▶ _Exercise directions_
Every line that contains the word "turbines" should be copied.
>> Begin Data supplied
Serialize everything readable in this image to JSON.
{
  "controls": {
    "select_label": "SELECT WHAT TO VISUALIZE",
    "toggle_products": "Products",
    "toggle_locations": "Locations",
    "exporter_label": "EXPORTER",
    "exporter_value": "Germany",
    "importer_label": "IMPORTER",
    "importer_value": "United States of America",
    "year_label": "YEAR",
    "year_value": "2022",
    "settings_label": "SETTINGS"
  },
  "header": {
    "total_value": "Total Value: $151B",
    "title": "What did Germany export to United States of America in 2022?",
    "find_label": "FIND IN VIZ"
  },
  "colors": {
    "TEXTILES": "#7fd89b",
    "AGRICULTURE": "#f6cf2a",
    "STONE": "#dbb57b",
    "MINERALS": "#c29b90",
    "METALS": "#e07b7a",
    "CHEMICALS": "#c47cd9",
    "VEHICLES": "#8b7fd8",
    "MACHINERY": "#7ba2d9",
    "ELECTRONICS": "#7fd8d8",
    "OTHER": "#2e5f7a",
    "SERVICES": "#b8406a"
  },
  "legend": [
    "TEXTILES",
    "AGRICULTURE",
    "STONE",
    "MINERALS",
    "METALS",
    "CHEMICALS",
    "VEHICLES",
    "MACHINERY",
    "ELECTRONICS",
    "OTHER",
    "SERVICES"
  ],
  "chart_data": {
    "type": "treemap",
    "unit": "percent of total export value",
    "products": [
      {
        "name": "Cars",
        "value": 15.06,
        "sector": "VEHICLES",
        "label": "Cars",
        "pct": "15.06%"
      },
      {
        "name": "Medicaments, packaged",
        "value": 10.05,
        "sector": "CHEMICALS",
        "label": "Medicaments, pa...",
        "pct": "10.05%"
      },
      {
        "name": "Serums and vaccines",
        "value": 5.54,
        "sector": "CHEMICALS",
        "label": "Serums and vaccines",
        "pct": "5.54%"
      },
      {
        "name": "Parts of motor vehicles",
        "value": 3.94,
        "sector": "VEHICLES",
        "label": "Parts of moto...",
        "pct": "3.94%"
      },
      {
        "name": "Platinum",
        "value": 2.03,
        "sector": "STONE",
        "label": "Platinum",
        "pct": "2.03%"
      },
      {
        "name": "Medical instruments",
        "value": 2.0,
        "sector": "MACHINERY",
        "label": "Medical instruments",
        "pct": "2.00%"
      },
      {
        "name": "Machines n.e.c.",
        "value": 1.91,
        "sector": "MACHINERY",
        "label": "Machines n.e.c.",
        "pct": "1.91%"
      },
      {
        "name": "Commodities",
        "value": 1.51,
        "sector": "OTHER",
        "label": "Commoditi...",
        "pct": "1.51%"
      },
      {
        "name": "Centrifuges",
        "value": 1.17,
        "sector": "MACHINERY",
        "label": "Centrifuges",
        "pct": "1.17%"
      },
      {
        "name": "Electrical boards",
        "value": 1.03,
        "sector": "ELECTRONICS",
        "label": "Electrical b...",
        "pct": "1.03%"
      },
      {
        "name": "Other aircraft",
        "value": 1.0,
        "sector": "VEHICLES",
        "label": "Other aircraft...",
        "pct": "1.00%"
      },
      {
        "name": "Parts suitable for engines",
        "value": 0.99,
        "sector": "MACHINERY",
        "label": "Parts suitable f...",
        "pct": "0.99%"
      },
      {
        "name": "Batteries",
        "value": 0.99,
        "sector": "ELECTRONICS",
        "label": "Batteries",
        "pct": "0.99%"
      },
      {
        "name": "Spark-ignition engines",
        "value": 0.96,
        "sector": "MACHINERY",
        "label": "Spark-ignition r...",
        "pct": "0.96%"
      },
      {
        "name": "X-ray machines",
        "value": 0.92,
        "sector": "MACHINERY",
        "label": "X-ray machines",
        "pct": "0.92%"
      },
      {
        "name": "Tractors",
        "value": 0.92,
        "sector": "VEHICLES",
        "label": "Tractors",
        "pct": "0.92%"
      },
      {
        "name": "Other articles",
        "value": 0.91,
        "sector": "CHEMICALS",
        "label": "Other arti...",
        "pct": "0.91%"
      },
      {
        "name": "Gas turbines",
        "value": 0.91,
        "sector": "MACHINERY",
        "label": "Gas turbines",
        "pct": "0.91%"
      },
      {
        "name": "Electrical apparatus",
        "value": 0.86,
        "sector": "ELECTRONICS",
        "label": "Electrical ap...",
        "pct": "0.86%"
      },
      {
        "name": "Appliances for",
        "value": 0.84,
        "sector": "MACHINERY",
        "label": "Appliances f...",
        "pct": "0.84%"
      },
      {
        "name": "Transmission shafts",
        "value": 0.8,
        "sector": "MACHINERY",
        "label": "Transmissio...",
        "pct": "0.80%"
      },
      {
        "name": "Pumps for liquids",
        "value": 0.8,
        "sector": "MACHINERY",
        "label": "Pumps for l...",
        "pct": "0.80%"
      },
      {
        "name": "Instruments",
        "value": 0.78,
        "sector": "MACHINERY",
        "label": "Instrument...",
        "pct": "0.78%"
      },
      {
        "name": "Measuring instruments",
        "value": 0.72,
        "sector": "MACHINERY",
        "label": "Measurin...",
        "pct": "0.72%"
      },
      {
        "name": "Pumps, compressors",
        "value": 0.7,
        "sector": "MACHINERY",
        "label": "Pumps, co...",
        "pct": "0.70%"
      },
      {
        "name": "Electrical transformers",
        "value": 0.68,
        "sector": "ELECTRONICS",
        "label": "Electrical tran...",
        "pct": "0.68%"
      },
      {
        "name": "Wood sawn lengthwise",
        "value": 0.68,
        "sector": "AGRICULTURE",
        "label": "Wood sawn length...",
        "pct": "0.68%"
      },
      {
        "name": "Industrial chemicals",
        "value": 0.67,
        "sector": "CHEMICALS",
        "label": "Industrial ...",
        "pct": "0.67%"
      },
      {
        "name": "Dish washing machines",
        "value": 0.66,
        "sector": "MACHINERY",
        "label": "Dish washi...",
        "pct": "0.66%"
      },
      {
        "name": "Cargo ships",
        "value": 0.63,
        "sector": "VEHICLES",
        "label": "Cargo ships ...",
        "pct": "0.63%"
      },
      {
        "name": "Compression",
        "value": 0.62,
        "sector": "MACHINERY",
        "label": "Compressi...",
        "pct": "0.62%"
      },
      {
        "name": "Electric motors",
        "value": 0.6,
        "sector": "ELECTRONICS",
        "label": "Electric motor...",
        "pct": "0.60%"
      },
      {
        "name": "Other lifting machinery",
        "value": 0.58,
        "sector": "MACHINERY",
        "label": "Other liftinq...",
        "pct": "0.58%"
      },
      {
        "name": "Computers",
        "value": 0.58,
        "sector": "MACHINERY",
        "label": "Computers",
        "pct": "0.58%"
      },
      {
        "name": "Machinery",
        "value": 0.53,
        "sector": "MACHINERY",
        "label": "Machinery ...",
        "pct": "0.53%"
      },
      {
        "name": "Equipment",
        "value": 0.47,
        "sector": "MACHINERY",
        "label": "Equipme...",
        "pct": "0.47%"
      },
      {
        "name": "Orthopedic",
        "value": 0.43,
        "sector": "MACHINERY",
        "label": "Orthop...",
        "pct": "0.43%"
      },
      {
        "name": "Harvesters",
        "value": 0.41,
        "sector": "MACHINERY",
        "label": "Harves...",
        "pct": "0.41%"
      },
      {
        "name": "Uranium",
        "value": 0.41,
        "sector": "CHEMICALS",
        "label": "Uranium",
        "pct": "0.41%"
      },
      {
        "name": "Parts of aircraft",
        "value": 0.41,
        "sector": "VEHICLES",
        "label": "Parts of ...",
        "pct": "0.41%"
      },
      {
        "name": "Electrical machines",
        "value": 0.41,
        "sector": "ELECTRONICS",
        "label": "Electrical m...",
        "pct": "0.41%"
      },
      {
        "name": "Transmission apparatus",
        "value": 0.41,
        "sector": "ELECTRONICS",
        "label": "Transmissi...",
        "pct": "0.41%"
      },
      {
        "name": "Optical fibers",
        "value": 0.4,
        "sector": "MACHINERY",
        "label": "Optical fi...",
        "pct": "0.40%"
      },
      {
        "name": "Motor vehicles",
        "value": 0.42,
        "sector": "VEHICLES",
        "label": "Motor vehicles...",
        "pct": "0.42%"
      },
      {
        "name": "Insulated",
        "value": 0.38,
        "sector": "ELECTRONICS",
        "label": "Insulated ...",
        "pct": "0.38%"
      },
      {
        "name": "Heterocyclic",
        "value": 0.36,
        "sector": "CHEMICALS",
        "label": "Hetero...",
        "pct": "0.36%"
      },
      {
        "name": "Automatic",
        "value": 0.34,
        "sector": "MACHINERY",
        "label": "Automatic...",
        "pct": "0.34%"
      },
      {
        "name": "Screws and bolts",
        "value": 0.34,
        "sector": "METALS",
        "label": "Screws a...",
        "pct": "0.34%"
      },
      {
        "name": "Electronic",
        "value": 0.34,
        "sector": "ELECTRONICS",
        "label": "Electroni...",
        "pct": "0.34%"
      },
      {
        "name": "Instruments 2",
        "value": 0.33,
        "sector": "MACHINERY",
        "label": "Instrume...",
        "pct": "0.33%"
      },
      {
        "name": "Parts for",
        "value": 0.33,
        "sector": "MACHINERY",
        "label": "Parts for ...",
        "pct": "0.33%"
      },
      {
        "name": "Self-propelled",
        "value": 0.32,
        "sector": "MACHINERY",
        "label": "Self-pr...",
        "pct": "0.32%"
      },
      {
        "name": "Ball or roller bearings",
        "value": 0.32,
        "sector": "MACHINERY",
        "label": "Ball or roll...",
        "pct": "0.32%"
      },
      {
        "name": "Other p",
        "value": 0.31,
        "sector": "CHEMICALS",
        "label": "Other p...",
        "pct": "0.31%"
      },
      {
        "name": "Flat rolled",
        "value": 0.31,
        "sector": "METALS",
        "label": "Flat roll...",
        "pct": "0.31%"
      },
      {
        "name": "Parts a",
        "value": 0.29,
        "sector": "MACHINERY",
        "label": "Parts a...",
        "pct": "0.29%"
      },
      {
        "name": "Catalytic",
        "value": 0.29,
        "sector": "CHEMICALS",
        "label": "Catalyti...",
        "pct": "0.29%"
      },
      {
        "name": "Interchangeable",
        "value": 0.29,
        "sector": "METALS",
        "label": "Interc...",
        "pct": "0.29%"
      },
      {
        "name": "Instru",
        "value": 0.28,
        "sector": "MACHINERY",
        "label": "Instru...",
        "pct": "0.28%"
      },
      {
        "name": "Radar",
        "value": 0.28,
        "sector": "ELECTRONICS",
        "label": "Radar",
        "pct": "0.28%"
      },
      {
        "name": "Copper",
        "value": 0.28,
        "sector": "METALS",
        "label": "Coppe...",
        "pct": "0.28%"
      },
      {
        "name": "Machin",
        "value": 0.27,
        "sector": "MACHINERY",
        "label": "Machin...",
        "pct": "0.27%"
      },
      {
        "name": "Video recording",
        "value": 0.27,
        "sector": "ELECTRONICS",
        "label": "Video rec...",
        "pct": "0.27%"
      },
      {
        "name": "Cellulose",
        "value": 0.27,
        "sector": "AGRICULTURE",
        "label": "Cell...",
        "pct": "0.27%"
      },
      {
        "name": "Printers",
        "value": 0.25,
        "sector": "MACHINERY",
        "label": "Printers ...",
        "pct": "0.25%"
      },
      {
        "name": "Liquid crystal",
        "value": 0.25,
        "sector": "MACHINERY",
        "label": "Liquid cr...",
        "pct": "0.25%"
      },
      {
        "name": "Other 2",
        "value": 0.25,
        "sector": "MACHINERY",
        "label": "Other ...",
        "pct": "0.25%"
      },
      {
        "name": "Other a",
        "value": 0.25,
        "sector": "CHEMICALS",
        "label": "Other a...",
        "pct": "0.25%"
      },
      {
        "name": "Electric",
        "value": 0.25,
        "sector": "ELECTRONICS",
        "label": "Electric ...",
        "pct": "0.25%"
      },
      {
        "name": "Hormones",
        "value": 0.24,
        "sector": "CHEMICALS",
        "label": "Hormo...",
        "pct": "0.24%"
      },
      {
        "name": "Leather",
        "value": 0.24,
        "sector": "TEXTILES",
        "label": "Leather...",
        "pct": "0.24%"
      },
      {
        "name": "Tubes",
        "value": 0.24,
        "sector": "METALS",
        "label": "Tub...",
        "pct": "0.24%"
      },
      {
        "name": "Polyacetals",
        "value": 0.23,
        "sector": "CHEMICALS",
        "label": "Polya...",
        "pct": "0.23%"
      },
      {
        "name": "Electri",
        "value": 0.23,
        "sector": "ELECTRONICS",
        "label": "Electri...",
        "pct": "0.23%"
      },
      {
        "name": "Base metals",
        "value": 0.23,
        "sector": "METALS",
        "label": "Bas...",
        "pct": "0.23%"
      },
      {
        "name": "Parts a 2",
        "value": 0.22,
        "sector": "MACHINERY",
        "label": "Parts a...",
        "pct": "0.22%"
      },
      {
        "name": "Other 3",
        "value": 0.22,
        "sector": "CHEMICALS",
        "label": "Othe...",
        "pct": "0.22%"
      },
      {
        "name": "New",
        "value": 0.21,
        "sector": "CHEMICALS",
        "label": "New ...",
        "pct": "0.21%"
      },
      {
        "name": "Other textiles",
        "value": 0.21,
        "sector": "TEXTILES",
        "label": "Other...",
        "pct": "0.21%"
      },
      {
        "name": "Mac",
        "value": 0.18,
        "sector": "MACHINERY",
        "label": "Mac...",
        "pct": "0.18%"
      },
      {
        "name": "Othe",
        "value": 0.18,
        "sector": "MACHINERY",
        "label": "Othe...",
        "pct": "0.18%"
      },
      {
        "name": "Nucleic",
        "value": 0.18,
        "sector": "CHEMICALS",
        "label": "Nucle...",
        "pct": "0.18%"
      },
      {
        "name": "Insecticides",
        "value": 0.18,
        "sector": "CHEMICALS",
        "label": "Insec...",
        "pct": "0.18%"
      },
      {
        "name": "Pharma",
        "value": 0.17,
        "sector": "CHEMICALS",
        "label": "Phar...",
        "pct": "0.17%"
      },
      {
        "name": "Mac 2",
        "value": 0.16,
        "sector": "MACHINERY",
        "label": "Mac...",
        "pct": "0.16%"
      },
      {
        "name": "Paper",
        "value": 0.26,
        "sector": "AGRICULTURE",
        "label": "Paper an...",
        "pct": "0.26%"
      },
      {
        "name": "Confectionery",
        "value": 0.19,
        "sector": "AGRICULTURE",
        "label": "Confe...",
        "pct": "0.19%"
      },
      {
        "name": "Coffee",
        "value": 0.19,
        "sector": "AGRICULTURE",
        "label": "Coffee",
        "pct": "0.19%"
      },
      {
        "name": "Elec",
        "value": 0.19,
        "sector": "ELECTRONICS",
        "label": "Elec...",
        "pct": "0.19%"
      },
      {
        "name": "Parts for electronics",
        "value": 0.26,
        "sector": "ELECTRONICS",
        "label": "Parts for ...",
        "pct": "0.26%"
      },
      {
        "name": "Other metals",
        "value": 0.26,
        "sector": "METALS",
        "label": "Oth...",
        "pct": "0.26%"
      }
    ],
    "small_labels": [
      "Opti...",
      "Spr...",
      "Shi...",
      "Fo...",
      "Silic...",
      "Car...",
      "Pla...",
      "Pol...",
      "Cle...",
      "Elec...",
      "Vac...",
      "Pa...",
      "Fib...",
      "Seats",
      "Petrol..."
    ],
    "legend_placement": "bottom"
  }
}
>> End Data supplied
▶ _Solved problem_
        "name": "Gas turbines",
        "label": "Gas turbines",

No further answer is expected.